= THE EXERCISE =
Pick out each line in the data below that contains the string "环路控制", and copy those lines.

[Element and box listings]
────────

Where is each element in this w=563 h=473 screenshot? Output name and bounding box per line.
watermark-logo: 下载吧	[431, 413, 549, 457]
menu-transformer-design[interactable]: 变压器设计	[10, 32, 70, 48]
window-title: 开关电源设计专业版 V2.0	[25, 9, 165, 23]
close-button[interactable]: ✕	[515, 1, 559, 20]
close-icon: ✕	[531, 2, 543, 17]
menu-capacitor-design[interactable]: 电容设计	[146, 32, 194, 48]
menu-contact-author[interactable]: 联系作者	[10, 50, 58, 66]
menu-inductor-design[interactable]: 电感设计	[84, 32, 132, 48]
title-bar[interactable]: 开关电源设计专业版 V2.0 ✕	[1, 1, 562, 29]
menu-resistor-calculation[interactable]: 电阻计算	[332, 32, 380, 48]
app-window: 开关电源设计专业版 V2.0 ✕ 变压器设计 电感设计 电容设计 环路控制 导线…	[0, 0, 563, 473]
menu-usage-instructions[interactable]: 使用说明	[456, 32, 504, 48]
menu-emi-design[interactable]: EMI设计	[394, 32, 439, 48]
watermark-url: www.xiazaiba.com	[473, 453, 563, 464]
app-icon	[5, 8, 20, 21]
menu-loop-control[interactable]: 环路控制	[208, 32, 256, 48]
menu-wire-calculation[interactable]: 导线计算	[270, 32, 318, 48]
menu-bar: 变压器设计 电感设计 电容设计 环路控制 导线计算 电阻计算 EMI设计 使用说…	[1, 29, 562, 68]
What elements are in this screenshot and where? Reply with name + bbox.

────────

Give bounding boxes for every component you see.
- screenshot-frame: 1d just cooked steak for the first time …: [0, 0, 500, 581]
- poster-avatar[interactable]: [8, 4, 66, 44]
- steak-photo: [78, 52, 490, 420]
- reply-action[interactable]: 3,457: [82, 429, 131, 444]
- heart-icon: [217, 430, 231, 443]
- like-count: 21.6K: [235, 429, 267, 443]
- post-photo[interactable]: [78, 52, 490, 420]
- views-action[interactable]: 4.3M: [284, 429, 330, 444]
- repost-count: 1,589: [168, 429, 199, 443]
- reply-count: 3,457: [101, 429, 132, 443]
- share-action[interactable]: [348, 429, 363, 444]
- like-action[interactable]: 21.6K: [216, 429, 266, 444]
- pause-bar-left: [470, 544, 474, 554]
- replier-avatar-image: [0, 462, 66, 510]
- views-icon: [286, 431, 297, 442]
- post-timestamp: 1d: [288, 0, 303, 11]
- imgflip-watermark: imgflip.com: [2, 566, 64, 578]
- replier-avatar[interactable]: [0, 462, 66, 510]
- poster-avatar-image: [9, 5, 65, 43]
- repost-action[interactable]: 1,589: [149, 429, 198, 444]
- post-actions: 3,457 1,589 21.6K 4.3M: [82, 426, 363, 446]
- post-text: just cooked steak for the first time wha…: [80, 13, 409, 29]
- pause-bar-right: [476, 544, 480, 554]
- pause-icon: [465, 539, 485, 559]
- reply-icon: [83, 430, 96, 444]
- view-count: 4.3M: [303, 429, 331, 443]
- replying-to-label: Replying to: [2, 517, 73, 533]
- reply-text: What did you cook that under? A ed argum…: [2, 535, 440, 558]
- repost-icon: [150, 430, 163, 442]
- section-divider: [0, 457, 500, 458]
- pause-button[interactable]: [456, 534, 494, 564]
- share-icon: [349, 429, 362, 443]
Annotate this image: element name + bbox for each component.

────────

= ANSWER =
app-window: 开关电源设计专业版 V2.0 ✕ 变压器设计 电感设计 电容设计 环路控制 导线…	[0, 0, 563, 473]
menu-loop-control[interactable]: 环路控制	[208, 32, 256, 48]
menu-bar: 变压器设计 电感设计 电容设计 环路控制 导线计算 电阻计算 EMI设计 使用说…	[1, 29, 562, 68]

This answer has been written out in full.